What the task asks:
Here are some records. Copy each one exactly.

Dataset entries:
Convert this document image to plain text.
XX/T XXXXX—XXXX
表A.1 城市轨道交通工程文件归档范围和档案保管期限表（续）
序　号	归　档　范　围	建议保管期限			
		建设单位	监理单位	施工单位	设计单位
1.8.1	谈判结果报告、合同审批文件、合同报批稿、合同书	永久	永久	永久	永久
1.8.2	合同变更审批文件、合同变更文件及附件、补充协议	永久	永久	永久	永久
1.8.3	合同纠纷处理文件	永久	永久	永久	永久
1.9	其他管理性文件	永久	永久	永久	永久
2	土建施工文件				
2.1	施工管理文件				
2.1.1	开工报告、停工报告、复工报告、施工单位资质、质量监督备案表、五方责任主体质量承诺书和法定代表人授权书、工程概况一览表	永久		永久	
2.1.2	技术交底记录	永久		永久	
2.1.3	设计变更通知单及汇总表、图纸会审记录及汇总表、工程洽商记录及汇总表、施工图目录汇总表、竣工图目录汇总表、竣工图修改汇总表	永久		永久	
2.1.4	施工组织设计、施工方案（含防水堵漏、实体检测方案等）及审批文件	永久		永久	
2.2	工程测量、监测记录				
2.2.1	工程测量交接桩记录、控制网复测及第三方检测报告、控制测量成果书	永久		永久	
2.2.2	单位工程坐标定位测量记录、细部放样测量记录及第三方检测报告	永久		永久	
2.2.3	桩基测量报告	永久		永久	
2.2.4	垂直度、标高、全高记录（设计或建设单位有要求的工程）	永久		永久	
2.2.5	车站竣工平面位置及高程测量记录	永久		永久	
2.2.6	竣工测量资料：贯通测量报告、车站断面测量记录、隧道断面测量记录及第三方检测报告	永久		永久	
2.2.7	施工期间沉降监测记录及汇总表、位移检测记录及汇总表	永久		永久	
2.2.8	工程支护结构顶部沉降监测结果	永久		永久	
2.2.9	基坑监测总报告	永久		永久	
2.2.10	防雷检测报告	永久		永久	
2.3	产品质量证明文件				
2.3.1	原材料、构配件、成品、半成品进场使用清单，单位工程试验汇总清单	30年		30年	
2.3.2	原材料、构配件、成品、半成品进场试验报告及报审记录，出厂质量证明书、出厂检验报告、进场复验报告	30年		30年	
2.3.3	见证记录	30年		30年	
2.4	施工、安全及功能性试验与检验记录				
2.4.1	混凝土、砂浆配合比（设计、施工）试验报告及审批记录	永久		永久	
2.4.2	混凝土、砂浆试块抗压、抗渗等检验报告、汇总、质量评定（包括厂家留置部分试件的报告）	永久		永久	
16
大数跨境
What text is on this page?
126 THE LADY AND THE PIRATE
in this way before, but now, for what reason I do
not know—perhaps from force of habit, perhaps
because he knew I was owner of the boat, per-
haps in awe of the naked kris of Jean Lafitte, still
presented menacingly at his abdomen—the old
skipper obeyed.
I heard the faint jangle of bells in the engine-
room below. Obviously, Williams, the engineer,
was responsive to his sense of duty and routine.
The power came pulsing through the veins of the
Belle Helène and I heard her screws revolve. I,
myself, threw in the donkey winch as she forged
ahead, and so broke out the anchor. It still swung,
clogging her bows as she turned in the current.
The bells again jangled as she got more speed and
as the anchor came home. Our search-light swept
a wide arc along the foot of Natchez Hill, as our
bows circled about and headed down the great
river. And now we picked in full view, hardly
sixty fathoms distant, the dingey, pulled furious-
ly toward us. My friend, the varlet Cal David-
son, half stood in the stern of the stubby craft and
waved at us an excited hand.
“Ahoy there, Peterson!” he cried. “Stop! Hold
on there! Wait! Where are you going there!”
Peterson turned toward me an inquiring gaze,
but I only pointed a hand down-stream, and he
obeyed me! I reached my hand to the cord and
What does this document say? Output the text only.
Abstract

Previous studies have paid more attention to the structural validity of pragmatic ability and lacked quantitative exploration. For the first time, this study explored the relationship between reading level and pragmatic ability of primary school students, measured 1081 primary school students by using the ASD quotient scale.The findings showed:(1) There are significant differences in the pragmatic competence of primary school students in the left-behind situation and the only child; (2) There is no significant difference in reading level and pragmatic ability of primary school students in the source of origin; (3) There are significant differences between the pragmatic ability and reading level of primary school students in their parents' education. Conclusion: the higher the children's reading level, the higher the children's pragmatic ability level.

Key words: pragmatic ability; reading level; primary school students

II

Problem solution:
Convert this document image to plain text.
XX/T XXXXX—XXXX
表A.1 城市轨道交通工程文件归档范围和档案保管期限表（续）
序　号	归　档　范　围	建议保管期限			
		建设单位	监理单位	施工单位	设计单位
1.8.1	谈判结果报告、合同审批文件、合同报批稿、合同书	永久	永久	永久	永久
1.8.2	合同变更审批文件、合同变更文件及附件、补充协议	永久	永久	永久	永久
1.8.3	合同纠纷处理文件	永久	永久	永久	永久
1.9	其他管理性文件	永久	永久	永久	永久
2	土建施工文件				
2.1	施工管理文件				
2.1.1	开工报告、停工报告、复工报告、施工单位资质、质量监督备案表、五方责任主体质量承诺书和法定代表人授权书、工程概况一览表	永久		永久	
2.1.2	技术交底记录	永久		永久	
2.1.3	设计变更通知单及汇总表、图纸会审记录及汇总表、工程洽商记录及汇总表、施工图目录汇总表、竣工图目录汇总表、竣工图修改汇总表	永久		永久	
2.1.4	施工组织设计、施工方案（含防水堵漏、实体检测方案等）及审批文件	永久		永久	
2.2	工程测量、监测记录				
2.2.1	工程测量交接桩记录、控制网复测及第三方检测报告、控制测量成果书	永久		永久	
2.2.2	单位工程坐标定位测量记录、细部放样测量记录及第三方检测报告	永久		永久	
2.2.3	桩基测量报告	永久		永久	
2.2.4	垂直度、标高、全高记录（设计或建设单位有要求的工程）	永久		永久	
2.2.5	车站竣工平面位置及高程测量记录	永久		永久	
2.2.6	竣工测量资料：贯通测量报告、车站断面测量记录、隧道断面测量记录及第三方检测报告	永久		永久	
2.2.7	施工期间沉降监测记录及汇总表、位移检测记录及汇总表	永久		永久	
2.2.8	工程支护结构顶部沉降监测结果	永久		永久	
2.2.9	基坑监测总报告	永久		永久	
2.2.10	防雷检测报告	永久		永久	
2.3	产品质量证明文件				
2.3.1	原材料、构配件、成品、半成品进场使用清单，单位工程试验汇总清单	30年		30年	
2.3.2	原材料、构配件、成品、半成品进场试验报告及报审记录，出厂质量证明书、出厂检验报告、进场复验报告	30年		30年	
2.3.3	见证记录	30年		30年	
2.4	施工、安全及功能性试验与检验记录				
2.4.1	混凝土、砂浆配合比（设计、施工）试验报告及审批记录	永久		永久	
2.4.2	混凝土、砂浆试块抗压、抗渗等检验报告、汇总、质量评定（包括厂家留置部分试件的报告）	永久		永久	
16
大数跨境
What text is on this page?
126 THE LADY AND THE PIRATE
in this way before, but now, for what reason I do
not know—perhaps from force of habit, perhaps
because he knew I was owner of the boat, per-
haps in awe of the naked kris of Jean Lafitte, still
presented menacingly at his abdomen—the old
skipper obeyed.
I heard the faint jangle of bells in the engine-
room below. Obviously, Williams, the engineer,
was responsive to his sense of duty and routine.
The power came pulsing through the veins of the
Belle Helène and I heard her screws revolve. I,
myself, threw in the donkey winch as she forged
ahead, and so broke out the anchor. It still swung,
clogging her bows as she turned in the current.
The bells again jangled as she got more speed and
as the anchor came home. Our search-light swept
a wide arc along the foot of Natchez Hill, as our
bows circled about and headed down the great
river. And now we picked in full view, hardly
sixty fathoms distant, the dingey, pulled furious-
ly toward us. My friend, the varlet Cal David-
son, half stood in the stern of the stubby craft and
waved at us an excited hand.
“Ahoy there, Peterson!” he cried. “Stop! Hold
on there! Wait! Where are you going there!”
Peterson turned toward me an inquiring gaze,
but I only pointed a hand down-stream, and he
obeyed me! I reached my hand to the cord and
What does this document say? Output the text only.
Abstract

Previous studies have paid more attention to the structural validity of pragmatic ability and lacked quantitative exploration. For the first time, this study explored the relationship between reading level and pragmatic ability of primary school students, measured 1081 primary school students by using the ASD quotient scale.The findings showed:(1) There are significant differences in the pragmatic competence of primary school students in the left-behind situation and the only child; (2) There is no significant difference in reading level and pragmatic ability of primary school students in the source of origin; (3) There are significant differences between the pragmatic ability and reading level of primary school students in their parents' education. Conclusion: the higher the children's reading level, the higher the children's pragmatic ability level.

Key words: pragmatic ability; reading level; primary school students

II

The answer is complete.